### [YOUR GOAL]
Gather all lines containing the string "遵义市第二十二中学" and copy them out.

### [TASK MATERIAL]
## start
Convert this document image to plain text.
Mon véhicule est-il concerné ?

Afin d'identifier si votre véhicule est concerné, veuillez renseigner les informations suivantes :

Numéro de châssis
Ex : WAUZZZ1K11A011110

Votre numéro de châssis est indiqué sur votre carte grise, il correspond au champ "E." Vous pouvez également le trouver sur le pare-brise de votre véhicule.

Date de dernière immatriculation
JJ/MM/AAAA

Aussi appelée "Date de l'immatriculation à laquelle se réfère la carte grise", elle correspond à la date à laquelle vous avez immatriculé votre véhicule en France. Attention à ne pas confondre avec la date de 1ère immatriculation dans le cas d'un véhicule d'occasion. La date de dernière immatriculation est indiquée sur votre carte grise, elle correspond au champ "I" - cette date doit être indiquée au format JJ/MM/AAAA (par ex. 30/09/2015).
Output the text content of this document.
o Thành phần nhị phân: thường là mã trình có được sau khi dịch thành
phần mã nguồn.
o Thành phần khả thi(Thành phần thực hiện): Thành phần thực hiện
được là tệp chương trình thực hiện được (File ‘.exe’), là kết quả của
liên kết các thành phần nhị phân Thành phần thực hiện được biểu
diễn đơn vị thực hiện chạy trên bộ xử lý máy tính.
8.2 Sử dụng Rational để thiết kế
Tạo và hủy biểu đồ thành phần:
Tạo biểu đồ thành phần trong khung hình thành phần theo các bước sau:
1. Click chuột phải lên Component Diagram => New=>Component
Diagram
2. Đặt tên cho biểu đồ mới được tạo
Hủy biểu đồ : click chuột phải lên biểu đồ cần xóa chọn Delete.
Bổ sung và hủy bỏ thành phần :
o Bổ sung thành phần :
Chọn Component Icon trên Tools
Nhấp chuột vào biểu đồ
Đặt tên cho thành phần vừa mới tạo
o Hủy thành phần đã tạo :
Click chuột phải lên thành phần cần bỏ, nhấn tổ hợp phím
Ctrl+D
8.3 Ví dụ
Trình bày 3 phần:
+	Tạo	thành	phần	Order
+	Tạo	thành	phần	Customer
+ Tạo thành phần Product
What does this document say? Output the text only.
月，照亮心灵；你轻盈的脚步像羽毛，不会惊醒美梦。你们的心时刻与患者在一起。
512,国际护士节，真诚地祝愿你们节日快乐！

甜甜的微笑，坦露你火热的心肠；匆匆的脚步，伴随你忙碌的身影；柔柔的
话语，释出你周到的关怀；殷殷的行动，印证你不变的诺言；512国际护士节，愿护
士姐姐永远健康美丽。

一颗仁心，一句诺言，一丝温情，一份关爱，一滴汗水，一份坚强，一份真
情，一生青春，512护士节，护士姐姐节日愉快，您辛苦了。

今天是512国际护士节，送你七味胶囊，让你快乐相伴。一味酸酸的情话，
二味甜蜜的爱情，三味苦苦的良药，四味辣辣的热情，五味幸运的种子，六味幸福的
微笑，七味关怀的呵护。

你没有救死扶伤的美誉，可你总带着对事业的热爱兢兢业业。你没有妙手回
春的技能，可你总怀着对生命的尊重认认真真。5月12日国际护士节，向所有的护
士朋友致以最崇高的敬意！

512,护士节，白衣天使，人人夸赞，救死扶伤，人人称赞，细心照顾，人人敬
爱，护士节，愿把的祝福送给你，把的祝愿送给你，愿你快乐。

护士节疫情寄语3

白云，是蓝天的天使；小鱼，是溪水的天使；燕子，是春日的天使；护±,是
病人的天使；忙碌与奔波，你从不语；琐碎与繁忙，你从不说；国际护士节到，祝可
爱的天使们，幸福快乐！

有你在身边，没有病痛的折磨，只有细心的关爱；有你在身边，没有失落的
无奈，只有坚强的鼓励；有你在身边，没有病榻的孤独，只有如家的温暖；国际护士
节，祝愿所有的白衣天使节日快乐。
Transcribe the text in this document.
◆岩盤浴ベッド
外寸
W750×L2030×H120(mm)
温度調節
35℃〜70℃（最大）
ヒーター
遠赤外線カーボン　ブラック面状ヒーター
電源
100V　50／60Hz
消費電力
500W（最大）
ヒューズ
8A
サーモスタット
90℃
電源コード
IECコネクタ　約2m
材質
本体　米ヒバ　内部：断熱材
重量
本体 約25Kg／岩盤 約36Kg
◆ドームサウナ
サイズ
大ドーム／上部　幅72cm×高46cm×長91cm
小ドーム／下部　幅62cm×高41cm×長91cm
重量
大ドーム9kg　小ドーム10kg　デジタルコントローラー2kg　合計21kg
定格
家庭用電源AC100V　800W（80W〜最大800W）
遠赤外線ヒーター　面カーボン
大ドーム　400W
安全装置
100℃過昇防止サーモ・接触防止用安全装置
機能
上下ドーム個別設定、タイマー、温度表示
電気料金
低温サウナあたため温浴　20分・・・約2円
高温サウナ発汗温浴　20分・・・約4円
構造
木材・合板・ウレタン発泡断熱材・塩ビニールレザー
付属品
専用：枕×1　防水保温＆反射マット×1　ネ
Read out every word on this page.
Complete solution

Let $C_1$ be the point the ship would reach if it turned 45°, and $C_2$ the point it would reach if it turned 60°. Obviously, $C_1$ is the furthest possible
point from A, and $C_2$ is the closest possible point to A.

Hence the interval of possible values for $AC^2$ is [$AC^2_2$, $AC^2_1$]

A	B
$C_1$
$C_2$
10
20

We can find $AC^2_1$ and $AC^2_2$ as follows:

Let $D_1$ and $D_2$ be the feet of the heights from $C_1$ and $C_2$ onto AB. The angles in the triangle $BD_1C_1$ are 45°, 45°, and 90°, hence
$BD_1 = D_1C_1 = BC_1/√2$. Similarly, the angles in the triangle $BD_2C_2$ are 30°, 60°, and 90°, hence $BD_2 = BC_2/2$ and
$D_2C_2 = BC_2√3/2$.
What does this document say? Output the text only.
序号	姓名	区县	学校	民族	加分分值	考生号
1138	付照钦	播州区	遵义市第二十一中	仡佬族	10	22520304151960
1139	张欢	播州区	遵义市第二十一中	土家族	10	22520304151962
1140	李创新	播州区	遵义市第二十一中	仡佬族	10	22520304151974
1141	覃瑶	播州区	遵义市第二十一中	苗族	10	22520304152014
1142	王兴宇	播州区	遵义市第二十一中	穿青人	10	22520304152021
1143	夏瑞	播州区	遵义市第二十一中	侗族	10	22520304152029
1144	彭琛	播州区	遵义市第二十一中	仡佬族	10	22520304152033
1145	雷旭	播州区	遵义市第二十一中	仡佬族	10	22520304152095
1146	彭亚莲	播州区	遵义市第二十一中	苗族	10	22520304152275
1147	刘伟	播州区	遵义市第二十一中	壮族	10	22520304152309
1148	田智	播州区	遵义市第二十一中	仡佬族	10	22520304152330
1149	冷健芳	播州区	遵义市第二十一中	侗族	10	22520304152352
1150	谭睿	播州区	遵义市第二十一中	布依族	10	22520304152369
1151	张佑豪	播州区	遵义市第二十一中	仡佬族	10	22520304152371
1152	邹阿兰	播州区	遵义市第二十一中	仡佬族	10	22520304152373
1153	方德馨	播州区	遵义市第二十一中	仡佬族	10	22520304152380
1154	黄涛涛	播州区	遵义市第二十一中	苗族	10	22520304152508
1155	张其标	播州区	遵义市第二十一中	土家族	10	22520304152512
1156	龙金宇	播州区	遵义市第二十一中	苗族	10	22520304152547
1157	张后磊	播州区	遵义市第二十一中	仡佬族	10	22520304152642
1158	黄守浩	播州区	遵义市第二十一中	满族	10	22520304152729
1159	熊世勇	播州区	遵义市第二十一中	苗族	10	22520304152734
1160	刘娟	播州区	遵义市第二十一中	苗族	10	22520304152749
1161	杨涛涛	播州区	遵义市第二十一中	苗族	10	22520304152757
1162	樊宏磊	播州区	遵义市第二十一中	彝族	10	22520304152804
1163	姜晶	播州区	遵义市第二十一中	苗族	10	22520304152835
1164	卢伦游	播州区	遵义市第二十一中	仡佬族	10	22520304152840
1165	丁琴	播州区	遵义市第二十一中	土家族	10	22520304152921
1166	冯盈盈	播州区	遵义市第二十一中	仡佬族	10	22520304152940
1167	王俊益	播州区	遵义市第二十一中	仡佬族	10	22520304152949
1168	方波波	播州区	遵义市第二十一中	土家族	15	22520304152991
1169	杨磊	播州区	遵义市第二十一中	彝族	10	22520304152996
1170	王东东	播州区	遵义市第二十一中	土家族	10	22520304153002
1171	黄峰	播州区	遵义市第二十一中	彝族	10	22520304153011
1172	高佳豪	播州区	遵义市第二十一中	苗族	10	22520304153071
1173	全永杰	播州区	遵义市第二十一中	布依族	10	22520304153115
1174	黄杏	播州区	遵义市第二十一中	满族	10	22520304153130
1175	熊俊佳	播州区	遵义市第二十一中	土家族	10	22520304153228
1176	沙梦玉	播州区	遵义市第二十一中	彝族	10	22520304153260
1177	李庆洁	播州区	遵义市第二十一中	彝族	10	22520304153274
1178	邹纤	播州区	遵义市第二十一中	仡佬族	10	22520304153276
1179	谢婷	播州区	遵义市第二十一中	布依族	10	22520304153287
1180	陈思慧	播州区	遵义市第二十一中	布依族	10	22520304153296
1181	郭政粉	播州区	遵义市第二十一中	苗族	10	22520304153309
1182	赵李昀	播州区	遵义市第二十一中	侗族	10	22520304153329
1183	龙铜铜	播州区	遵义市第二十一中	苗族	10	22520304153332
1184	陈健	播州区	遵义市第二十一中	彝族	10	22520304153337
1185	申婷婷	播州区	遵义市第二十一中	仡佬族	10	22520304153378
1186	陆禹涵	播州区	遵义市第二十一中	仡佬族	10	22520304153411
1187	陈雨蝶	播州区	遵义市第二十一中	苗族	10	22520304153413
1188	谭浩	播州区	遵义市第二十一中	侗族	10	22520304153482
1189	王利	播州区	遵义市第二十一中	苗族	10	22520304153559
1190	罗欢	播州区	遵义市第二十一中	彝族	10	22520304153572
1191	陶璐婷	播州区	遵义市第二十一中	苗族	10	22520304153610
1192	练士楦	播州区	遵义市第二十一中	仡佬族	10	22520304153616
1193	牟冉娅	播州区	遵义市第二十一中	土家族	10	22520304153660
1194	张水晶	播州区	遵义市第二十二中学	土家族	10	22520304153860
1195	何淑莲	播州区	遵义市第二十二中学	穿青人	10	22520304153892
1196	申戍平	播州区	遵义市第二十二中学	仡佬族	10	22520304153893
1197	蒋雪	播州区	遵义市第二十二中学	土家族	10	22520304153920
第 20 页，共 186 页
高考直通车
## end
### [RESPONSE TO THE EXERCISE]
1194	张水晶	播州区	遵义市第二十二中学	土家族	10	22520304153860
1195	何淑莲	播州区	遵义市第二十二中学	穿青人	10	22520304153892
1196	申戍平	播州区	遵义市第二十二中学	仡佬族	10	22520304153893
1197	蒋雪	播州区	遵义市第二十二中学	土家族	10	22520304153920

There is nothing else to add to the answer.